Goal of the exercise: Quote all of the data below exactly, please.

Records provided:

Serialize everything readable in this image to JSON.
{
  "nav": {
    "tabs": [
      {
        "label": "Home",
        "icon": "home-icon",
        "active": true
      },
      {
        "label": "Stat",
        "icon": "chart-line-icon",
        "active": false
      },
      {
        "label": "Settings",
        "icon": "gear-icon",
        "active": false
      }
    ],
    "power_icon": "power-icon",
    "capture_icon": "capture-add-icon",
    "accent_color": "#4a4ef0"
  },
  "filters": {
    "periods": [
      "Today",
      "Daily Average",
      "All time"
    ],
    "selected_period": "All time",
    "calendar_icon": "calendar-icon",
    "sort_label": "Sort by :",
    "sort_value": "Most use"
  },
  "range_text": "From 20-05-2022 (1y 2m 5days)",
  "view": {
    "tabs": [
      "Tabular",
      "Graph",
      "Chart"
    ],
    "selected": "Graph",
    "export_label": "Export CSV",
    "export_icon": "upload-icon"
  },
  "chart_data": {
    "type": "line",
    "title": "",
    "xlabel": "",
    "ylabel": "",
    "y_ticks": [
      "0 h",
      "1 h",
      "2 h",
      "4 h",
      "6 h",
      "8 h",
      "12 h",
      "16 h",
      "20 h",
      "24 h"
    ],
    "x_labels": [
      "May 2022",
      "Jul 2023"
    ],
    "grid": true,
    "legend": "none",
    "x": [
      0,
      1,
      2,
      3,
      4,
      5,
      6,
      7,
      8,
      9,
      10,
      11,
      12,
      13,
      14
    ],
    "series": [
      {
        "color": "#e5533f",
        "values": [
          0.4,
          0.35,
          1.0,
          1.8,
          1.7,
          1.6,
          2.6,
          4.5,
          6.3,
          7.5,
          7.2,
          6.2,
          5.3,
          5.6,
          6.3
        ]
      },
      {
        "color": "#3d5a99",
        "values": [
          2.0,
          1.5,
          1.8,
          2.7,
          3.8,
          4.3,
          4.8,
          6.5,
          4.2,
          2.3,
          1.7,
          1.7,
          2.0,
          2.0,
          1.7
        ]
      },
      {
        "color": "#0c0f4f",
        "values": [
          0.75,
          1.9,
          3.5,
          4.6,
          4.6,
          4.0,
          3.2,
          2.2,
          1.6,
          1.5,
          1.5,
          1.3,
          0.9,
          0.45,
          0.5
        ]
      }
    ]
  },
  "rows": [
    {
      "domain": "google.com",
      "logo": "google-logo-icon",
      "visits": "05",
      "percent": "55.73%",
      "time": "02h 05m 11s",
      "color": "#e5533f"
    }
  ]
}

Answer to the task:
Serialize everything readable in this image to JSON.
{
  "nav": {
    "tabs": [
      {
        "label": "Home",
        "icon": "home-icon",
        "active": true
      },
      {
        "label": "Stat",
        "icon": "chart-line-icon",
        "active": false
      },
      {
        "label": "Settings",
        "icon": "gear-icon",
        "active": false
      }
    ],
    "power_icon": "power-icon",
    "capture_icon": "capture-add-icon",
    "accent_color": "#4a4ef0"
  },
  "filters": {
    "periods": [
      "Today",
      "Daily Average",
      "All time"
    ],
    "selected_period": "All time",
    "calendar_icon": "calendar-icon",
    "sort_label": "Sort by :",
    "sort_value": "Most use"
  },
  "range_text": "From 20-05-2022 (1y 2m 5days)",
  "view": {
    "tabs": [
      "Tabular",
      "Graph",
      "Chart"
    ],
    "selected": "Graph",
    "export_label": "Export CSV",
    "export_icon": "upload-icon"
  },
  "chart_data": {
    "type": "line",
    "title": "",
    "xlabel": "",
    "ylabel": "",
    "y_ticks": [
      "0 h",
      "1 h",
      "2 h",
      "4 h",
      "6 h",
      "8 h",
      "12 h",
      "16 h",
      "20 h",
      "24 h"
    ],
    "x_labels": [
      "May 2022",
      "Jul 2023"
    ],
    "grid": true,
    "legend": "none",
    "x": [
      0,
      1,
      2,
      3,
      4,
      5,
      6,
      7,
      8,
      9,
      10,
      11,
      12,
      13,
      14
    ],
    "series": [
      {
        "color": "#e5533f",
        "values": [
          0.4,
          0.35,
          1.0,
          1.8,
          1.7,
          1.6,
          2.6,
          4.5,
          6.3,
          7.5,
          7.2,
          6.2,
          5.3,
          5.6,
          6.3
        ]
      },
      {
        "color": "#3d5a99",
        "values": [
          2.0,
          1.5,
          1.8,
          2.7,
          3.8,
          4.3,
          4.8,
          6.5,
          4.2,
          2.3,
          1.7,
          1.7,
          2.0,
          2.0,
          1.7
        ]
      },
      {
        "color": "#0c0f4f",
        "values": [
          0.75,
          1.9,
          3.5,
          4.6,
          4.6,
          4.0,
          3.2,
          2.2,
          1.6,
          1.5,
          1.5,
          1.3,
          0.9,
          0.45,
          0.5
        ]
      }
    ]
  },
  "rows": [
    {
      "domain": "google.com",
      "logo": "google-logo-icon",
      "visits": "05",
      "percent": "55.73%",
      "time": "02h 05m 11s",
      "color": "#e5533f"
    }
  ]
}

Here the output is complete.